Data tied to figure images -
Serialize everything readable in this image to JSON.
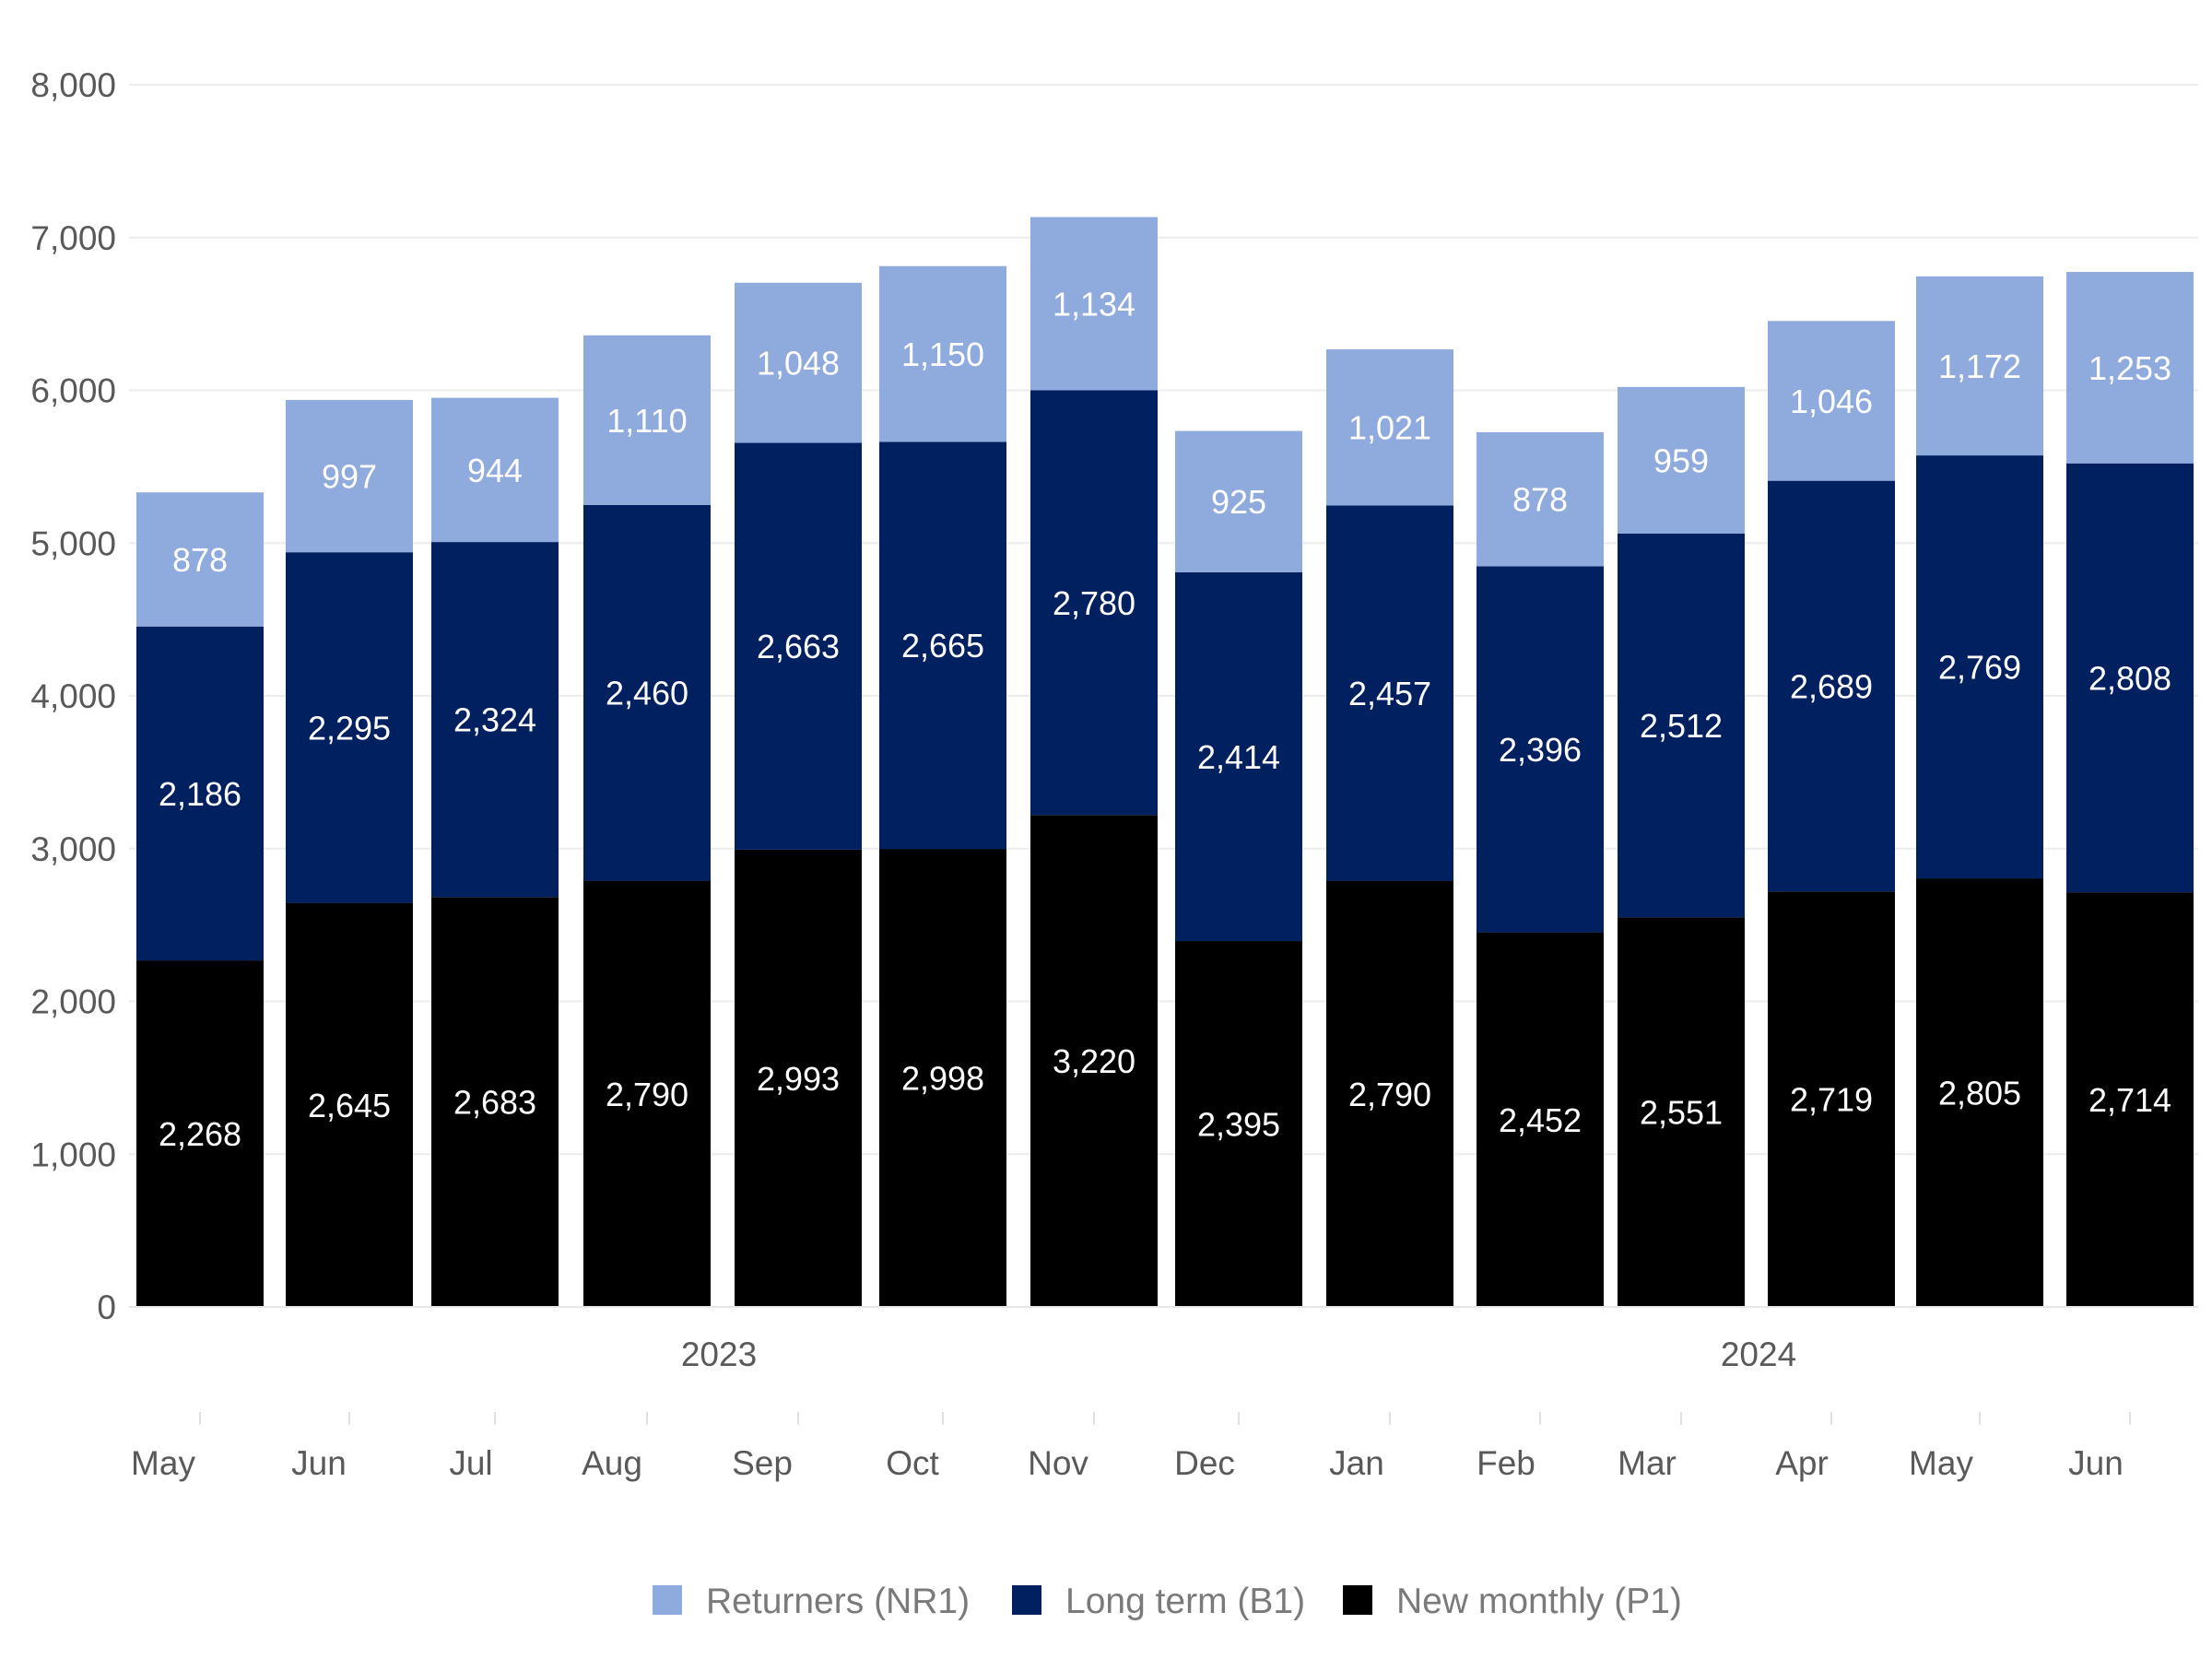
{
  "chart_data": {
    "type": "bar",
    "stacked": true,
    "title": "",
    "xlabel": "",
    "ylabel": "",
    "ylim": [
      0,
      8000
    ],
    "yticks": [
      0,
      1000,
      2000,
      3000,
      4000,
      5000,
      6000,
      7000,
      8000
    ],
    "ytick_labels": [
      "0",
      "1,000",
      "2,000",
      "3,000",
      "4,000",
      "5,000",
      "6,000",
      "7,000",
      "8,000"
    ],
    "categories": [
      "May",
      "Jun",
      "Jul",
      "Aug",
      "Sep",
      "Oct",
      "Nov",
      "Dec",
      "Jan",
      "Feb",
      "Mar",
      "Apr",
      "May",
      "Jun"
    ],
    "year_labels": [
      "2023",
      "2024"
    ],
    "grid": "horizontal",
    "legend_position": "bottom",
    "series": [
      {
        "name": "New monthly (P1)",
        "color": "#000000",
        "values": [
          2268,
          2645,
          2683,
          2790,
          2993,
          2998,
          3220,
          2395,
          2790,
          2452,
          2551,
          2719,
          2805,
          2714
        ],
        "labels": [
          "2,268",
          "2,645",
          "2,683",
          "2,790",
          "2,993",
          "2,998",
          "3,220",
          "2,395",
          "2,790",
          "2,452",
          "2,551",
          "2,719",
          "2,805",
          "2,714"
        ]
      },
      {
        "name": "Long term (B1)",
        "color": "#002060",
        "values": [
          2186,
          2295,
          2324,
          2460,
          2663,
          2665,
          2780,
          2414,
          2457,
          2396,
          2512,
          2689,
          2769,
          2808
        ],
        "labels": [
          "2,186",
          "2,295",
          "2,324",
          "2,460",
          "2,663",
          "2,665",
          "2,780",
          "2,414",
          "2,457",
          "2,396",
          "2,512",
          "2,689",
          "2,769",
          "2,808"
        ]
      },
      {
        "name": "Returners (NR1)",
        "color": "#8FAADC",
        "values": [
          878,
          997,
          944,
          1110,
          1048,
          1150,
          1134,
          925,
          1021,
          878,
          959,
          1046,
          1172,
          1253
        ],
        "labels": [
          "878",
          "997",
          "944",
          "1,110",
          "1,048",
          "1,150",
          "1,134",
          "925",
          "1,021",
          "878",
          "959",
          "1,046",
          "1,172",
          "1,253"
        ]
      }
    ],
    "legend_order": [
      "Returners (NR1)",
      "Long term (B1)",
      "New monthly (P1)"
    ]
  }
}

Aim of the task - Every record above should come back exactly, but without its pictures.

Problem solution -
Serialize everything readable in this image to JSON.
{
  "chart_data": {
    "type": "bar",
    "stacked": true,
    "title": "",
    "xlabel": "",
    "ylabel": "",
    "ylim": [
      0,
      8000
    ],
    "yticks": [
      0,
      1000,
      2000,
      3000,
      4000,
      5000,
      6000,
      7000,
      8000
    ],
    "ytick_labels": [
      "0",
      "1,000",
      "2,000",
      "3,000",
      "4,000",
      "5,000",
      "6,000",
      "7,000",
      "8,000"
    ],
    "categories": [
      "May",
      "Jun",
      "Jul",
      "Aug",
      "Sep",
      "Oct",
      "Nov",
      "Dec",
      "Jan",
      "Feb",
      "Mar",
      "Apr",
      "May",
      "Jun"
    ],
    "year_labels": [
      "2023",
      "2024"
    ],
    "grid": "horizontal",
    "legend_position": "bottom",
    "series": [
      {
        "name": "New monthly (P1)",
        "color": "#000000",
        "values": [
          2268,
          2645,
          2683,
          2790,
          2993,
          2998,
          3220,
          2395,
          2790,
          2452,
          2551,
          2719,
          2805,
          2714
        ],
        "labels": [
          "2,268",
          "2,645",
          "2,683",
          "2,790",
          "2,993",
          "2,998",
          "3,220",
          "2,395",
          "2,790",
          "2,452",
          "2,551",
          "2,719",
          "2,805",
          "2,714"
        ]
      },
      {
        "name": "Long term (B1)",
        "color": "#002060",
        "values": [
          2186,
          2295,
          2324,
          2460,
          2663,
          2665,
          2780,
          2414,
          2457,
          2396,
          2512,
          2689,
          2769,
          2808
        ],
        "labels": [
          "2,186",
          "2,295",
          "2,324",
          "2,460",
          "2,663",
          "2,665",
          "2,780",
          "2,414",
          "2,457",
          "2,396",
          "2,512",
          "2,689",
          "2,769",
          "2,808"
        ]
      },
      {
        "name": "Returners (NR1)",
        "color": "#8FAADC",
        "values": [
          878,
          997,
          944,
          1110,
          1048,
          1150,
          1134,
          925,
          1021,
          878,
          959,
          1046,
          1172,
          1253
        ],
        "labels": [
          "878",
          "997",
          "944",
          "1,110",
          "1,048",
          "1,150",
          "1,134",
          "925",
          "1,021",
          "878",
          "959",
          "1,046",
          "1,172",
          "1,253"
        ]
      }
    ],
    "legend_order": [
      "Returners (NR1)",
      "Long term (B1)",
      "New monthly (P1)"
    ]
  }
}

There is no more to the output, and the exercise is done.